**REQUIREMENT**
Work out how many lines hold the string "developed". Give that number and nothing more.

━━ PROVIDED DATA

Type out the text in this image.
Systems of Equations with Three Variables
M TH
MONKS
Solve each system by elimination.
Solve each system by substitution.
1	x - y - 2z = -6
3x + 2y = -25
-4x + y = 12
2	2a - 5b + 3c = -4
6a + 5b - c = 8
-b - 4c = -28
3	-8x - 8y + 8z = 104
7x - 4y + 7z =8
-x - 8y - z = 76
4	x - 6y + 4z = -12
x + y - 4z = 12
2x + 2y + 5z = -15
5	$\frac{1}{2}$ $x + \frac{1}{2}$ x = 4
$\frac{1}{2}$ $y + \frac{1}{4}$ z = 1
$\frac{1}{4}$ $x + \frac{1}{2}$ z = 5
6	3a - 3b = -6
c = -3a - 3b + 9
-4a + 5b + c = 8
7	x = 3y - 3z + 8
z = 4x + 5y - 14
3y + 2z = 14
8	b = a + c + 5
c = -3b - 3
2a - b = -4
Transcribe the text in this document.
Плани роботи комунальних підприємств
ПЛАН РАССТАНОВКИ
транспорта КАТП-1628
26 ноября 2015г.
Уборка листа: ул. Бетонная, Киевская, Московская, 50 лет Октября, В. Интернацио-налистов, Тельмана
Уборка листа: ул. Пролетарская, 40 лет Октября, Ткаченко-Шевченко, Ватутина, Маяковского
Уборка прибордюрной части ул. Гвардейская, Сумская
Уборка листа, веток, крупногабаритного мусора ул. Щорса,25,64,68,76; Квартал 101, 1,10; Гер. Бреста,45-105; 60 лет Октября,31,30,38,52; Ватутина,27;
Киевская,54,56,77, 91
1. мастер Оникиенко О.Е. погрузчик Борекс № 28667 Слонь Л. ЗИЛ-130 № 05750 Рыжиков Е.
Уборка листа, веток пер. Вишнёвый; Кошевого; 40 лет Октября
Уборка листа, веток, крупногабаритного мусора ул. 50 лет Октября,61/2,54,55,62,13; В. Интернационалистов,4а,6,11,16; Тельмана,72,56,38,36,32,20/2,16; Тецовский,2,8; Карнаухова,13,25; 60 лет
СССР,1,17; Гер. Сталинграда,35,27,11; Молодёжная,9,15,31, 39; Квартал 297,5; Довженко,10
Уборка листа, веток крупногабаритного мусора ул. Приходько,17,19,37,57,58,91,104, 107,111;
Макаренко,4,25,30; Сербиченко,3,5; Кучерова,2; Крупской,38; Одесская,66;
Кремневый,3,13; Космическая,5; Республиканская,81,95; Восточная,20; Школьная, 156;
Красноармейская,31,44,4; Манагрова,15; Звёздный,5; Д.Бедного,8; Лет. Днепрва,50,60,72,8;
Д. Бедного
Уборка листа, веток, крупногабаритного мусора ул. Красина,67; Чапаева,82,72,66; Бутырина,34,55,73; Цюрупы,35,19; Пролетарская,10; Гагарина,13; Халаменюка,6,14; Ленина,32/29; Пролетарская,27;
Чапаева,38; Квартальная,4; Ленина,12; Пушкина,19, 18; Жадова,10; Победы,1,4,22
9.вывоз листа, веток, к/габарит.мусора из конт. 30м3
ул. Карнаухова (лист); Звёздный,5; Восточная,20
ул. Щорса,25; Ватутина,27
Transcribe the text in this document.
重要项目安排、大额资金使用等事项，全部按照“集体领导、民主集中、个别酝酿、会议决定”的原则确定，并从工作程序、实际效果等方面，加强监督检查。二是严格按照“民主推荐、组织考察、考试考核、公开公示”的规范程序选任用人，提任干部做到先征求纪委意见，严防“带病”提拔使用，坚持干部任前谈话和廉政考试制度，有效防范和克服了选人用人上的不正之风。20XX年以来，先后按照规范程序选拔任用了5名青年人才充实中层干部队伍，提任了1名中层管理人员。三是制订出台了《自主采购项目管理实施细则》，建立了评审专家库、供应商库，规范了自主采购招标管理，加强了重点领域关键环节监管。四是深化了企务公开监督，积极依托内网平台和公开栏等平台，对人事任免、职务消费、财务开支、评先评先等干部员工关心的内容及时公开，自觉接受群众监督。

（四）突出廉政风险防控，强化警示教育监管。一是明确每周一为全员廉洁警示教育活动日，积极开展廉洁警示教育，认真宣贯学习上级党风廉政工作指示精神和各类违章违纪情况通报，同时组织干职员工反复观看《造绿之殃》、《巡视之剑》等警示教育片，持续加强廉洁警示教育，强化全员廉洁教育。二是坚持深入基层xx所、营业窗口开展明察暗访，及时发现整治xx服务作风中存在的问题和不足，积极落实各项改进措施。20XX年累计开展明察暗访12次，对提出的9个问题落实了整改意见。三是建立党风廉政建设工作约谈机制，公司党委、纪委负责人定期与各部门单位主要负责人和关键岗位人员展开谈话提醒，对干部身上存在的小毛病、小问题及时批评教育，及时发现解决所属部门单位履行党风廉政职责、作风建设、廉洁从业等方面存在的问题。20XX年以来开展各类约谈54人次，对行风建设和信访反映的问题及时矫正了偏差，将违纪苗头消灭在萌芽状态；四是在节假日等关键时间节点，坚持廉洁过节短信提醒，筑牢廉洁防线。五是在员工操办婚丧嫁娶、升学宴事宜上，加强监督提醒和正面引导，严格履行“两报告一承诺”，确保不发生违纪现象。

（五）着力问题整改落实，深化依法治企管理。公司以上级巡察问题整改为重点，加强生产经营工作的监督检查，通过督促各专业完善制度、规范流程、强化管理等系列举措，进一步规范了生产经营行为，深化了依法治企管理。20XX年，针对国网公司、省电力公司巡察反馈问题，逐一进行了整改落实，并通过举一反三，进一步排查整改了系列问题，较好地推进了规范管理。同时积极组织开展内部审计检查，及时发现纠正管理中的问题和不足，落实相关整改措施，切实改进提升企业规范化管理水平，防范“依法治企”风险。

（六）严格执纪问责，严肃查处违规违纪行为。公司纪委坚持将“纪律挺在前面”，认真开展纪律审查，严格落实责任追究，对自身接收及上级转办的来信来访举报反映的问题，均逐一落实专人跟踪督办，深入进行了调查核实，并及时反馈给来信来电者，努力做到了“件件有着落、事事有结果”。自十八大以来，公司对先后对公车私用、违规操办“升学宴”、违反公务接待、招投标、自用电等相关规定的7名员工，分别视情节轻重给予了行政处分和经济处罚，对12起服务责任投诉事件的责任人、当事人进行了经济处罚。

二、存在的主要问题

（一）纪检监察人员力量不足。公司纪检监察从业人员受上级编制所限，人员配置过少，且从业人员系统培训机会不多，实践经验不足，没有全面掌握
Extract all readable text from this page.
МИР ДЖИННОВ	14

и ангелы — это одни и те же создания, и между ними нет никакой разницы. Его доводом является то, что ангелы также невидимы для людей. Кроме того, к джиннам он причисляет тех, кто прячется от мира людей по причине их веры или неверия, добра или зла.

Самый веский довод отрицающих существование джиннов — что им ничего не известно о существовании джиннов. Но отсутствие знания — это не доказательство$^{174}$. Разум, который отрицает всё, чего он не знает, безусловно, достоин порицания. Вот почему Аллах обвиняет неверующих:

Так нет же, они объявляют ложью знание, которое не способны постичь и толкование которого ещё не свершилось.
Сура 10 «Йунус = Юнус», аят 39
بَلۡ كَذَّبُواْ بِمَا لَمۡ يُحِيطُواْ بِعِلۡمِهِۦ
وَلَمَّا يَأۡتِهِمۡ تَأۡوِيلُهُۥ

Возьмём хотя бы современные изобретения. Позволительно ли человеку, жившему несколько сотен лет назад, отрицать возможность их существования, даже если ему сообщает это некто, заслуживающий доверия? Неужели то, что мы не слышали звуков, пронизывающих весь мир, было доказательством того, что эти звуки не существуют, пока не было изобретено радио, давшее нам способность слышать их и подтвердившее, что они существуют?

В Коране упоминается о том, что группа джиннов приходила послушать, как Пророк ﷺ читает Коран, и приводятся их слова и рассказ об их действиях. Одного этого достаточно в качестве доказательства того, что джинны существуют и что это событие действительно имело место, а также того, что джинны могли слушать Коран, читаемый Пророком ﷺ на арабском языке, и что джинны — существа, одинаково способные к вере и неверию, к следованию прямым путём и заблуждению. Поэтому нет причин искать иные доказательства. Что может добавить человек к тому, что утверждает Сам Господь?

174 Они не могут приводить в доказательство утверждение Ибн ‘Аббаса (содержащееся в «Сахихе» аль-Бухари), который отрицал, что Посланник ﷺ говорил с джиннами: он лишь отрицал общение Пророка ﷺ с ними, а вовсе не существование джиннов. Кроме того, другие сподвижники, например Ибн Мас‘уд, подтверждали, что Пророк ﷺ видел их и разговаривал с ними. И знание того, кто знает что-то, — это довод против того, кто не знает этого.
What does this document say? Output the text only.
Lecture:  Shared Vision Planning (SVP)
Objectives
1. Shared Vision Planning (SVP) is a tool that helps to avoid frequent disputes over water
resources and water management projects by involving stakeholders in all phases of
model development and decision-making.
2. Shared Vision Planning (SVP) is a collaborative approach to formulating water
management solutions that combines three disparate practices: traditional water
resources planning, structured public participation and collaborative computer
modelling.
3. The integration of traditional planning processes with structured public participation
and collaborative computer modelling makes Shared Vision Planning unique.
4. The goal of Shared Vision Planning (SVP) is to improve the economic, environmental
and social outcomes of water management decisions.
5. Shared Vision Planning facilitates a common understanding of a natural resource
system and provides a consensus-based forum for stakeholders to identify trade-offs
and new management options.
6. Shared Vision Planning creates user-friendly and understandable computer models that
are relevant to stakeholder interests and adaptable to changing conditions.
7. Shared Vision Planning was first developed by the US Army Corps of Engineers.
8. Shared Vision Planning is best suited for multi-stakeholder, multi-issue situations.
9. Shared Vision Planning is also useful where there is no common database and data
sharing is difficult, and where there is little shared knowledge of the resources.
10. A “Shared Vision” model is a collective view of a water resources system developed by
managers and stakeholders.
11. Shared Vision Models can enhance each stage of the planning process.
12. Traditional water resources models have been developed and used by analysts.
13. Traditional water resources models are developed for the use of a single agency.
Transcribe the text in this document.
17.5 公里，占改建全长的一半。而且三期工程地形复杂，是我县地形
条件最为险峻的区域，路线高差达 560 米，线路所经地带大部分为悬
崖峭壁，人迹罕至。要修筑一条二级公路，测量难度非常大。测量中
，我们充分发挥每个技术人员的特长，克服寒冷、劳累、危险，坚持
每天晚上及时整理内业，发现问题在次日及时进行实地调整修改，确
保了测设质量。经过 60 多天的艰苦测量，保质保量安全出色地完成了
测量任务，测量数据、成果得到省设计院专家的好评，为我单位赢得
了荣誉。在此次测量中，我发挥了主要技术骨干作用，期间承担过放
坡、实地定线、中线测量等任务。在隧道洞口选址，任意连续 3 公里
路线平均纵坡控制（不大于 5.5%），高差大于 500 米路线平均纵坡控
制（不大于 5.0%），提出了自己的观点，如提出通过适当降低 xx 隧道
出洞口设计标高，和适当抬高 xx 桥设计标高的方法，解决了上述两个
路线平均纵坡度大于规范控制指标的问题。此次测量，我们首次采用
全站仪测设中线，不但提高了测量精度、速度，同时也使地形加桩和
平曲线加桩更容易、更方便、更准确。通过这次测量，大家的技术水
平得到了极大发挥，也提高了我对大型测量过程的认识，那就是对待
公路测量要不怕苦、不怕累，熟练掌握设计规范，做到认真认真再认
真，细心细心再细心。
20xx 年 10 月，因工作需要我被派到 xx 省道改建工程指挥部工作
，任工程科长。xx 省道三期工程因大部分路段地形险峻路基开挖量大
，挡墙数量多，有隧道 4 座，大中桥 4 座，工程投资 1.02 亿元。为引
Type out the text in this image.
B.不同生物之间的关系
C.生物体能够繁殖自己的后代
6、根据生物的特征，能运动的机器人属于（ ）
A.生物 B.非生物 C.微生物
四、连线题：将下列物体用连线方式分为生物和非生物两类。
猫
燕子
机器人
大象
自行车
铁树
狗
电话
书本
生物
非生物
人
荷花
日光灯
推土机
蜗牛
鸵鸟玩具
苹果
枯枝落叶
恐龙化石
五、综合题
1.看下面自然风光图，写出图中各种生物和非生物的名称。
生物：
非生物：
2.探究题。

━━━━

**RESPONSE TO THIS TASK**
4